**REQUIREMENT:**
Exact repetition of every entry is required.

── RECORDS SHOWN ──

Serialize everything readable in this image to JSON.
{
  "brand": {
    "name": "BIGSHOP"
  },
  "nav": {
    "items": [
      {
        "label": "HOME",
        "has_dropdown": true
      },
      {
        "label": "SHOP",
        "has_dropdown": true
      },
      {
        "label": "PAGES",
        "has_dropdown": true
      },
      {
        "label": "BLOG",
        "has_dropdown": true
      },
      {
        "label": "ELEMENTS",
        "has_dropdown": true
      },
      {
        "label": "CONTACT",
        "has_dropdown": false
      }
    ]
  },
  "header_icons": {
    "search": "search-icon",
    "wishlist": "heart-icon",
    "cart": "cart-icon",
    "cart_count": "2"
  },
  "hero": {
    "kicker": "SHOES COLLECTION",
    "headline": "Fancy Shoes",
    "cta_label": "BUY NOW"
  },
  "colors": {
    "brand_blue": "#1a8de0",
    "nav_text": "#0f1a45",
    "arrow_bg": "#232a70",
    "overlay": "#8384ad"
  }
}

───

**EXERCISE ANSWER:**
Serialize everything readable in this image to JSON.
{
  "brand": {
    "name": "BIGSHOP"
  },
  "nav": {
    "items": [
      {
        "label": "HOME",
        "has_dropdown": true
      },
      {
        "label": "SHOP",
        "has_dropdown": true
      },
      {
        "label": "PAGES",
        "has_dropdown": true
      },
      {
        "label": "BLOG",
        "has_dropdown": true
      },
      {
        "label": "ELEMENTS",
        "has_dropdown": true
      },
      {
        "label": "CONTACT",
        "has_dropdown": false
      }
    ]
  },
  "header_icons": {
    "search": "search-icon",
    "wishlist": "heart-icon",
    "cart": "cart-icon",
    "cart_count": "2"
  },
  "hero": {
    "kicker": "SHOES COLLECTION",
    "headline": "Fancy Shoes",
    "cta_label": "BUY NOW"
  },
  "colors": {
    "brand_blue": "#1a8de0",
    "nav_text": "#0f1a45",
    "arrow_bg": "#232a70",
    "overlay": "#8384ad"
  }
}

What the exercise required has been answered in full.